§ Instructions to follow
Lift out each line of the data that holds "ettei".

§ Dataset content

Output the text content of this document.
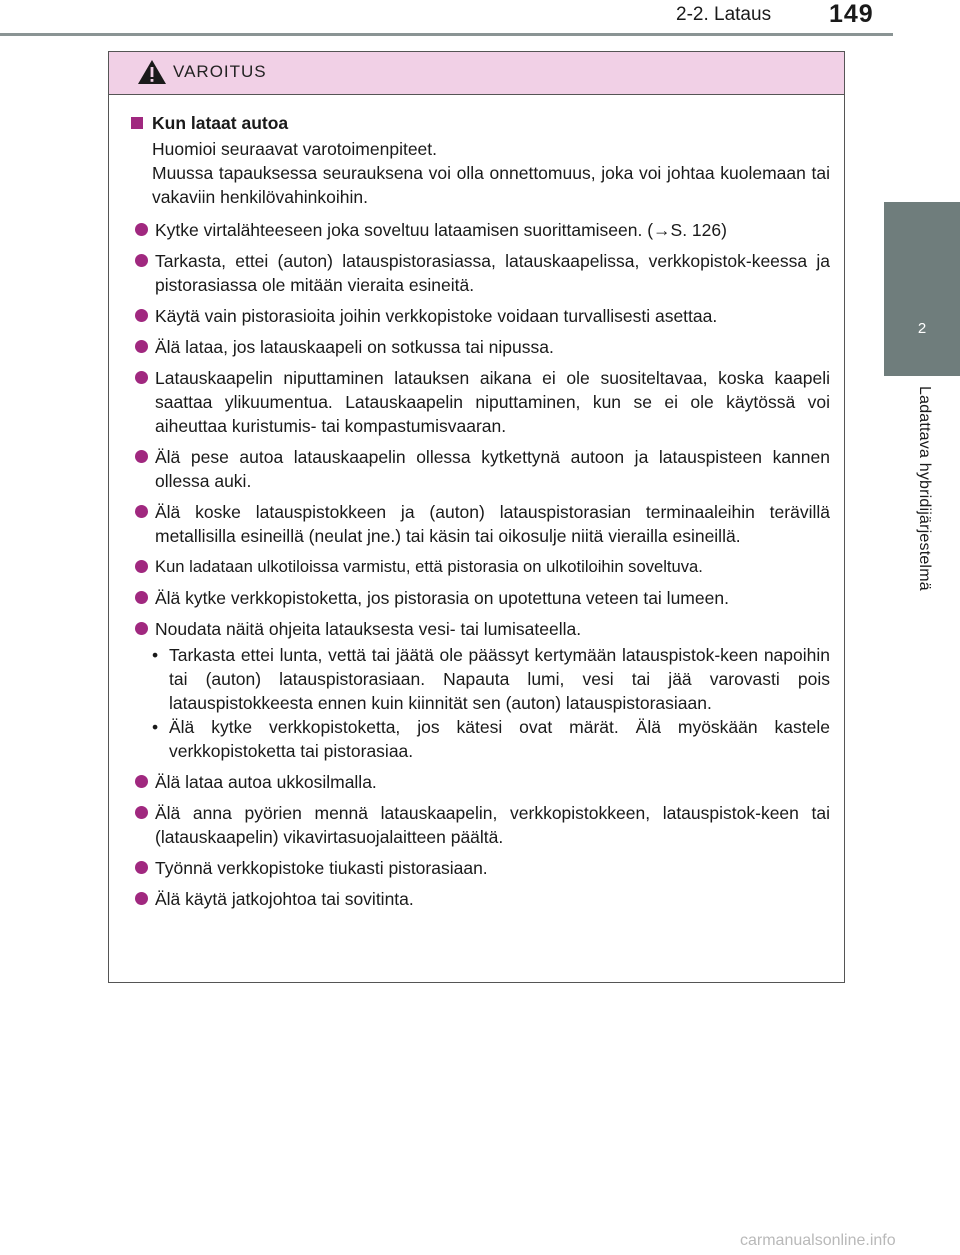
2-2. Lataus 149
2
Ladattava hybridijärjestelmä
VAROITUS
Kun lataat autoa
Huomioi seuraavat varotoimenpiteet.
Muussa tapauksessa seurauksena voi olla onnettomuus, joka voi johtaa kuolemaan tai vakaviin henkilövahinkoihin.
Kytke virtalähteeseen joka soveltuu lataamisen suorittamiseen. (→S. 126)
Tarkasta, ettei (auton) latauspistorasiassa, latauskaapelissa, verkkopistok-keessa ja pistorasiassa ole mitään vieraita esineitä.
Käytä vain pistorasioita joihin verkkopistoke voidaan turvallisesti asettaa.
Älä lataa, jos latauskaapeli on sotkussa tai nipussa.
Latauskaapelin niputtaminen latauksen aikana ei ole suositeltavaa, koska kaapeli saattaa ylikuumentua. Latauskaapelin niputtaminen, kun se ei ole käytössä voi aiheuttaa kuristumis- tai kompastumisvaaran.
Älä pese autoa latauskaapelin ollessa kytkettynä autoon ja latauspisteen kannen ollessa auki.
Älä koske latauspistokkeen ja (auton) latauspistorasian terminaaleihin terävillä metallisilla esineillä (neulat jne.) tai käsin tai oikosulje niitä vierailla esineillä.
Kun ladataan ulkotiloissa varmistu, että pistorasia on ulkotiloihin soveltuva.
Älä kytke verkkopistoketta, jos pistorasia on upotettuna veteen tai lumeen.
Noudata näitä ohjeita latauksesta vesi- tai lumisateella.
• Tarkasta ettei lunta, vettä tai jäätä ole päässyt kertymään latauspistok-keen napoihin tai (auton) latauspistorasiaan. Napauta lumi, vesi tai jää varovasti pois latauspistokkeesta ennen kuin kiinnität sen (auton) latauspistorasiaan.
• Älä kytke verkkopistoketta, jos kätesi ovat märät. Älä myöskään kastele verkkopistoketta tai pistorasiaa.
Älä lataa autoa ukkosilmalla.
Älä anna pyörien mennä latauskaapelin, verkkopistokkeen, latauspistok-keen tai (latauskaapelin) vikavirtasuojalaitteen päältä.
Työnnä verkkopistoke tiukasti pistorasiaan.
Älä käytä jatkojohtoa tai sovitinta.
carmanualsonline.info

§ Expected answer
Tarkasta, ettei (auton) latauspistorasiassa, latauskaapelissa, verkkopistok-keessa ja pistorasiassa ole mitään vieraita esineitä.
• Tarkasta ettei lunta, vettä tai jäätä ole päässyt kertymään latauspistok-keen napoihin tai (auton) latauspistorasiaan. Napauta lumi, vesi tai jää varovasti pois latauspistokkeesta ennen kuin kiinnität sen (auton) latauspistorasiaan.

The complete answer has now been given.